Your task: Give a verbatim quotation of every record.

Listed records:
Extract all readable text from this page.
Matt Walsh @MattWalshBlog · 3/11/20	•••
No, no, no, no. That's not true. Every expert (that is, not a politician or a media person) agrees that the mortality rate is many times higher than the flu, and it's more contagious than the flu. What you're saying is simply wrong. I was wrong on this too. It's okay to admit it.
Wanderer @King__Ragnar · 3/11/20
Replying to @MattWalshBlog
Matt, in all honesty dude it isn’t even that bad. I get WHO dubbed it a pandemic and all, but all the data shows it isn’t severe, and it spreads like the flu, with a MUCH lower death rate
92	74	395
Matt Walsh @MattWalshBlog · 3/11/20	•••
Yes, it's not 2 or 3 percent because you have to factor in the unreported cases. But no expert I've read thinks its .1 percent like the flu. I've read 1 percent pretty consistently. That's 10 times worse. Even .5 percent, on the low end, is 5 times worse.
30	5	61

Result of this exercise:
Extract all readable text from this page.
Matt Walsh @MattWalshBlog · 3/11/20	•••
No, no, no, no. That's not true. Every expert (that is, not a politician or a media person) agrees that the mortality rate is many times higher than the flu, and it's more contagious than the flu. What you're saying is simply wrong. I was wrong on this too. It's okay to admit it.
Wanderer @King__Ragnar · 3/11/20
Replying to @MattWalshBlog
Matt, in all honesty dude it isn’t even that bad. I get WHO dubbed it a pandemic and all, but all the data shows it isn’t severe, and it spreads like the flu, with a MUCH lower death rate
92	74	395
Matt Walsh @MattWalshBlog · 3/11/20	•••
Yes, it's not 2 or 3 percent because you have to factor in the unreported cases. But no expert I've read thinks its .1 percent like the flu. I've read 1 percent pretty consistently. That's 10 times worse. Even .5 percent, on the low end, is 5 times worse.
30	5	61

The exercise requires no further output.